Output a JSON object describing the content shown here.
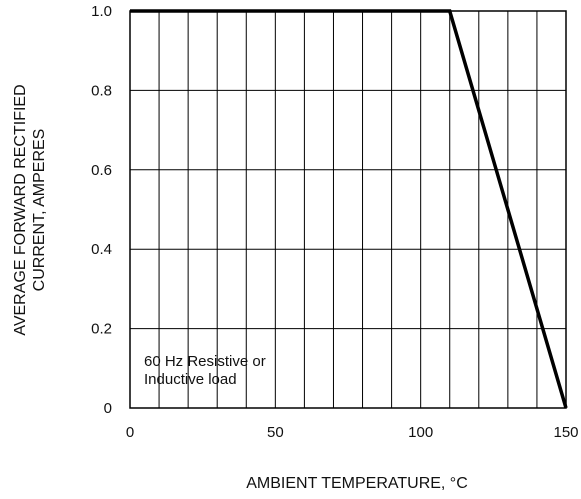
{
  "chart_data": {
    "type": "line",
    "xlabel": "AMBIENT TEMPERATURE, °C",
    "ylabel_lines": [
      "AVERAGE FORWARD RECTIFIED",
      "CURRENT, AMPERES"
    ],
    "xlim": [
      0,
      150
    ],
    "ylim": [
      0,
      1.0
    ],
    "x_ticks": [
      0,
      50,
      100,
      150
    ],
    "x_tick_labels": [
      "0",
      "50",
      "100",
      "150"
    ],
    "y_ticks": [
      0,
      0.2,
      0.4,
      0.6,
      0.8,
      1.0
    ],
    "y_tick_labels": [
      "0",
      "0.2",
      "0.4",
      "0.6",
      "0.8",
      "1.0"
    ],
    "grid": true,
    "grid_x_step": 10,
    "grid_y_step": 0.2,
    "annotation_lines": [
      "60 Hz Resistive or",
      "Inductive load"
    ],
    "series": [
      {
        "x": [
          0,
          110,
          150
        ],
        "y": [
          1.0,
          1.0,
          0
        ]
      }
    ]
  }
}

◇ ◇ ◇

▶ [PROBLEM DETAILS] Repeat the material above in full and unchanged, minus its images.

▶ [RESULT BELOW]
Output a JSON object describing the content shown here.
{
  "chart_data": {
    "type": "line",
    "xlabel": "AMBIENT TEMPERATURE, °C",
    "ylabel_lines": [
      "AVERAGE FORWARD RECTIFIED",
      "CURRENT, AMPERES"
    ],
    "xlim": [
      0,
      150
    ],
    "ylim": [
      0,
      1.0
    ],
    "x_ticks": [
      0,
      50,
      100,
      150
    ],
    "x_tick_labels": [
      "0",
      "50",
      "100",
      "150"
    ],
    "y_ticks": [
      0,
      0.2,
      0.4,
      0.6,
      0.8,
      1.0
    ],
    "y_tick_labels": [
      "0",
      "0.2",
      "0.4",
      "0.6",
      "0.8",
      "1.0"
    ],
    "grid": true,
    "grid_x_step": 10,
    "grid_y_step": 0.2,
    "annotation_lines": [
      "60 Hz Resistive or",
      "Inductive load"
    ],
    "series": [
      {
        "x": [
          0,
          110,
          150
        ],
        "y": [
          1.0,
          1.0,
          0
        ]
      }
    ]
  }
}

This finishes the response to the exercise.